*DIRECTION*
Copy word for word everything in the listing from the line containing "- x-tick-label: 100: [325, 512, 368, 542]" down to the line containing "- y-tick-label: 0.01: [89, 467, 140, 497]", including both of those lines and nothing else.

*Source records*
==============================

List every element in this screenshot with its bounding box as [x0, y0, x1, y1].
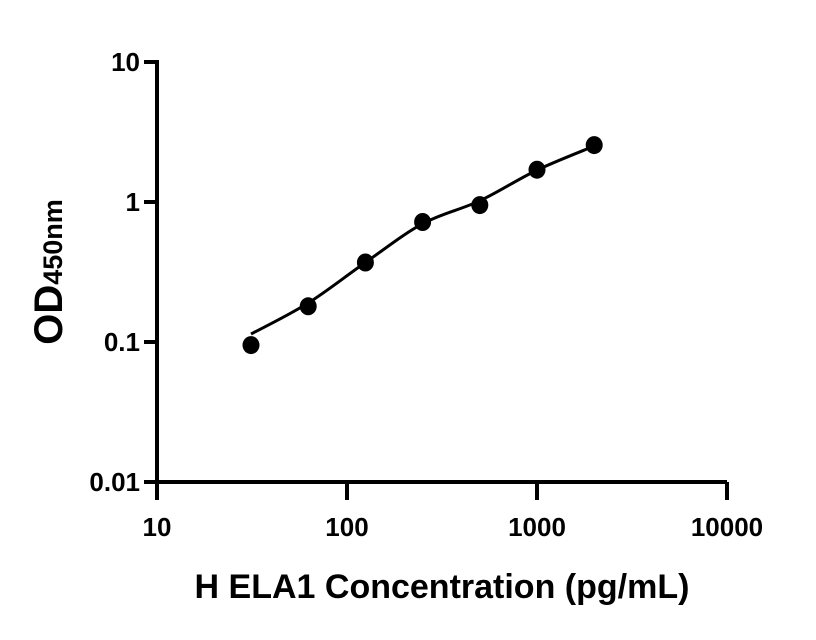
- x-tick-label: 100: [325, 512, 368, 542]
- axes: [155, 60, 727, 484]
- y-tick-label: 1: [126, 187, 140, 217]
- x-tick-label: 1000: [508, 512, 566, 542]
- x-tick-label: 10000: [691, 512, 763, 542]
- data-point: [299, 297, 317, 316]
- data-point: [414, 213, 432, 231]
- data-point: [585, 136, 603, 155]
- y-axis-title: OD450nm: [27, 199, 71, 345]
- data-point: [356, 253, 374, 272]
- x-tick-label: 10: [143, 512, 172, 542]
- data-point: [528, 160, 546, 179]
- y-axis-title-main: OD: [27, 285, 71, 345]
- data-series: [242, 136, 603, 355]
- data-point: [471, 196, 489, 215]
- data-point: [242, 336, 260, 355]
- y-tick-label: 0.01: [89, 467, 140, 497]
- x-axis-title: H ELA1 Concentration (pg/mL): [195, 568, 690, 606]
- axis-ticks: [144, 60, 729, 500]
- y-tick-label: 10: [111, 47, 140, 77]
- y-tick-label: 0.1: [104, 327, 140, 357]
- y-axis-title-subscript: 450nm: [38, 199, 68, 285]
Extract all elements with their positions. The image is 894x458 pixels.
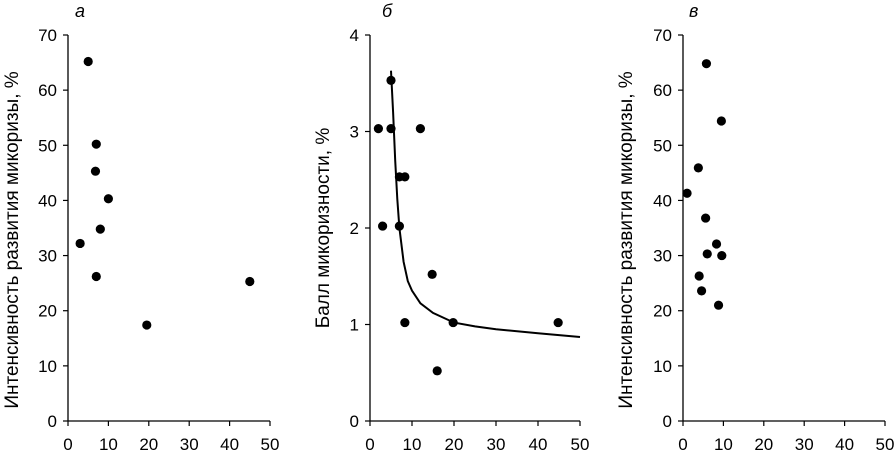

==============================

*FINISHED ANSWER*
- x-tick-label: 100: [325, 512, 368, 542]
- axes: [155, 60, 727, 484]
- y-tick-label: 1: [126, 187, 140, 217]
- x-tick-label: 1000: [508, 512, 566, 542]
- x-tick-label: 10000: [691, 512, 763, 542]
- data-point: [299, 297, 317, 316]
- data-point: [414, 213, 432, 231]
- data-point: [585, 136, 603, 155]
- y-axis-title: OD450nm: [27, 199, 71, 345]
- data-point: [356, 253, 374, 272]
- x-tick-label: 10: [143, 512, 172, 542]
- data-point: [528, 160, 546, 179]
- y-axis-title-main: OD: [27, 285, 71, 345]
- data-series: [242, 136, 603, 355]
- data-point: [471, 196, 489, 215]
- data-point: [242, 336, 260, 355]
- y-tick-label: 0.01: [89, 467, 140, 497]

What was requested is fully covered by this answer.